## Directions
Would you retype all of these records exactly?

Material for this task start

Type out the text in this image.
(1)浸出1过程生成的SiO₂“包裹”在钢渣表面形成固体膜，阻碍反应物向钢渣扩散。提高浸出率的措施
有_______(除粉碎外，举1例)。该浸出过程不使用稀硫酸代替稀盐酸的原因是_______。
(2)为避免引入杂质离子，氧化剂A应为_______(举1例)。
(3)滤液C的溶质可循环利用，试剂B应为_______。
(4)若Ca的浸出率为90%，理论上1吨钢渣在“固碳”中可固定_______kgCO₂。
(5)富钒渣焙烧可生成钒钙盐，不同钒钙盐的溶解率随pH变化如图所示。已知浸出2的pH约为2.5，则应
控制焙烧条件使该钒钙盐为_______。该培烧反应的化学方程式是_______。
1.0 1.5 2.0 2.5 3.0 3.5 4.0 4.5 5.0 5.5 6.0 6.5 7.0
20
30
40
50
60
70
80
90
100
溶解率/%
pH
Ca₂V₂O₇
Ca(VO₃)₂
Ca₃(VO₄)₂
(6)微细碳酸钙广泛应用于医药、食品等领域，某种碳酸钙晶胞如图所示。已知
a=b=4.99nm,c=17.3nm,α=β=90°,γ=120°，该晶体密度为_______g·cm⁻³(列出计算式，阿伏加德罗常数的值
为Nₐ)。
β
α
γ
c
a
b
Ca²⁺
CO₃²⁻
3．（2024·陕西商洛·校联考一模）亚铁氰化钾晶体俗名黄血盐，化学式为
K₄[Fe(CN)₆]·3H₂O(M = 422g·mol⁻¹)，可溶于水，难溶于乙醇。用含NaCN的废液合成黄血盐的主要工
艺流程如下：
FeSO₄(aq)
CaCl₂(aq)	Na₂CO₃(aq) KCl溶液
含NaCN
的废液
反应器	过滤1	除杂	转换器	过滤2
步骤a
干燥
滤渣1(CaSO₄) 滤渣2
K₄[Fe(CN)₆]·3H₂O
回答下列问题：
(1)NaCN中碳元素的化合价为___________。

Material for this task end

## Solution below
Type out the text in this image.
(1)浸出1过程生成的SiO₂“包裹”在钢渣表面形成固体膜，阻碍反应物向钢渣扩散。提高浸出率的措施
有_______(除粉碎外，举1例)。该浸出过程不使用稀硫酸代替稀盐酸的原因是_______。
(2)为避免引入杂质离子，氧化剂A应为_______(举1例)。
(3)滤液C的溶质可循环利用，试剂B应为_______。
(4)若Ca的浸出率为90%，理论上1吨钢渣在“固碳”中可固定_______kgCO₂。
(5)富钒渣焙烧可生成钒钙盐，不同钒钙盐的溶解率随pH变化如图所示。已知浸出2的pH约为2.5，则应
控制焙烧条件使该钒钙盐为_______。该培烧反应的化学方程式是_______。
1.0 1.5 2.0 2.5 3.0 3.5 4.0 4.5 5.0 5.5 6.0 6.5 7.0
20
30
40
50
60
70
80
90
100
溶解率/%
pH
Ca₂V₂O₇
Ca(VO₃)₂
Ca₃(VO₄)₂
(6)微细碳酸钙广泛应用于医药、食品等领域，某种碳酸钙晶胞如图所示。已知
a=b=4.99nm,c=17.3nm,α=β=90°,γ=120°，该晶体密度为_______g·cm⁻³(列出计算式，阿伏加德罗常数的值
为Nₐ)。
β
α
γ
c
a
b
Ca²⁺
CO₃²⁻
3．（2024·陕西商洛·校联考一模）亚铁氰化钾晶体俗名黄血盐，化学式为
K₄[Fe(CN)₆]·3H₂O(M = 422g·mol⁻¹)，可溶于水，难溶于乙醇。用含NaCN的废液合成黄血盐的主要工
艺流程如下：
FeSO₄(aq)
CaCl₂(aq)	Na₂CO₃(aq) KCl溶液
含NaCN
的废液
反应器	过滤1	除杂	转换器	过滤2
步骤a
干燥
滤渣1(CaSO₄) 滤渣2
K₄[Fe(CN)₆]·3H₂O
回答下列问题：
(1)NaCN中碳元素的化合价为___________。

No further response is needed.